** Begin **
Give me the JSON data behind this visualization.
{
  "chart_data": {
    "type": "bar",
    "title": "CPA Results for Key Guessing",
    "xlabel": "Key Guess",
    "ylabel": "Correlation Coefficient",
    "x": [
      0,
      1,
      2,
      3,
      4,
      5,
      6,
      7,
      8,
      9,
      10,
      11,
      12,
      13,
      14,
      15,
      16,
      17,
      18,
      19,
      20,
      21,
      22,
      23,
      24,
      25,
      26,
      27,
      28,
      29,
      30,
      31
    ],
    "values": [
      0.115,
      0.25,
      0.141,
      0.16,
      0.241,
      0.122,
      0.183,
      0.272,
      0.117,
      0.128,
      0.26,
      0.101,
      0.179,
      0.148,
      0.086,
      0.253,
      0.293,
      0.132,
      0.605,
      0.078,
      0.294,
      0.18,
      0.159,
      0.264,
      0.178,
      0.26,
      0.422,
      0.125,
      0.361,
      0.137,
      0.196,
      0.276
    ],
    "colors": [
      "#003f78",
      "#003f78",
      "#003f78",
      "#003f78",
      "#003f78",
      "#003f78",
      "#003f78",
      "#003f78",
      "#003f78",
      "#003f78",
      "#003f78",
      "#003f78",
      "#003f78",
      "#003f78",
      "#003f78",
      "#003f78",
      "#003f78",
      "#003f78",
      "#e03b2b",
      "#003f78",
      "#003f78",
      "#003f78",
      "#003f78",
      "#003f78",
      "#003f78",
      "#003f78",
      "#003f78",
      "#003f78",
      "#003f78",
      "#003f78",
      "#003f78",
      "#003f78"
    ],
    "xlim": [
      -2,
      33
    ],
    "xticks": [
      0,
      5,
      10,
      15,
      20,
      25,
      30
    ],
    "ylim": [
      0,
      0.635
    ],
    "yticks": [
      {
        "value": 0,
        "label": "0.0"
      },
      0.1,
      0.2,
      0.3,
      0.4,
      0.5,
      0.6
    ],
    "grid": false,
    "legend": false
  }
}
** End **
**WHAT THIS TASK INVOLVES:**
Return all the data above once more, precisely as given.

**THE REPLY:**
Give me the JSON data behind this visualization.
{
  "chart_data": {
    "type": "bar",
    "title": "CPA Results for Key Guessing",
    "xlabel": "Key Guess",
    "ylabel": "Correlation Coefficient",
    "x": [
      0,
      1,
      2,
      3,
      4,
      5,
      6,
      7,
      8,
      9,
      10,
      11,
      12,
      13,
      14,
      15,
      16,
      17,
      18,
      19,
      20,
      21,
      22,
      23,
      24,
      25,
      26,
      27,
      28,
      29,
      30,
      31
    ],
    "values": [
      0.115,
      0.25,
      0.141,
      0.16,
      0.241,
      0.122,
      0.183,
      0.272,
      0.117,
      0.128,
      0.26,
      0.101,
      0.179,
      0.148,
      0.086,
      0.253,
      0.293,
      0.132,
      0.605,
      0.078,
      0.294,
      0.18,
      0.159,
      0.264,
      0.178,
      0.26,
      0.422,
      0.125,
      0.361,
      0.137,
      0.196,
      0.276
    ],
    "colors": [
      "#003f78",
      "#003f78",
      "#003f78",
      "#003f78",
      "#003f78",
      "#003f78",
      "#003f78",
      "#003f78",
      "#003f78",
      "#003f78",
      "#003f78",
      "#003f78",
      "#003f78",
      "#003f78",
      "#003f78",
      "#003f78",
      "#003f78",
      "#003f78",
      "#e03b2b",
      "#003f78",
      "#003f78",
      "#003f78",
      "#003f78",
      "#003f78",
      "#003f78",
      "#003f78",
      "#003f78",
      "#003f78",
      "#003f78",
      "#003f78",
      "#003f78",
      "#003f78"
    ],
    "xlim": [
      -2,
      33
    ],
    "xticks": [
      0,
      5,
      10,
      15,
      20,
      25,
      30
    ],
    "ylim": [
      0,
      0.635
    ],
    "yticks": [
      {
        "value": 0,
        "label": "0.0"
      },
      0.1,
      0.2,
      0.3,
      0.4,
      0.5,
      0.6
    ],
    "grid": false,
    "legend": false
  }
}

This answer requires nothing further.